_Brief_
Could you copy every line from the material below in which "использования" appears?

_Data rows_
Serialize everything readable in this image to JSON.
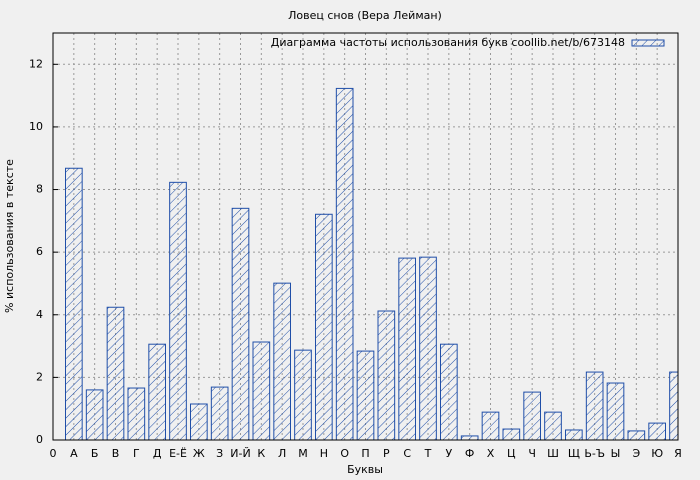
{
  "chart_data": {
    "type": "bar",
    "title": "Ловец снов (Вера Лейман)",
    "x_label": "Буквы",
    "y_label": "% использования в тексте",
    "series": [
      {
        "name": "Диаграмма частоты использования букв coollib.net/b/673148",
        "color": "#1f4ea8",
        "values": [
          null,
          8.68,
          1.6,
          4.24,
          1.66,
          3.06,
          8.23,
          1.15,
          1.69,
          7.4,
          3.13,
          5.01,
          2.87,
          7.21,
          11.23,
          2.84,
          4.12,
          5.81,
          5.84,
          3.06,
          0.13,
          0.89,
          0.35,
          1.53,
          0.89,
          0.32,
          2.17,
          1.82,
          0.29,
          0.54,
          2.17
        ]
      }
    ],
    "categories": [
      "0",
      "А",
      "Б",
      "В",
      "Г",
      "Д",
      "Е-Ё",
      "Ж",
      "З",
      "И-Й",
      "К",
      "Л",
      "М",
      "Н",
      "О",
      "П",
      "Р",
      "С",
      "Т",
      "У",
      "Ф",
      "Х",
      "Ц",
      "Ч",
      "Ш",
      "Щ",
      "Ь-Ъ",
      "Ы",
      "Э",
      "Ю",
      "Я"
    ],
    "ylim": [
      0,
      13
    ],
    "yticks": [
      0,
      2,
      4,
      6,
      8,
      10,
      12
    ],
    "grid": true,
    "legend": "top-right",
    "hatch": true
  }
}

_Correct response_
    "y_label": "% использования в тексте",
        "name": "Диаграмма частоты использования букв coollib.net/b/673148",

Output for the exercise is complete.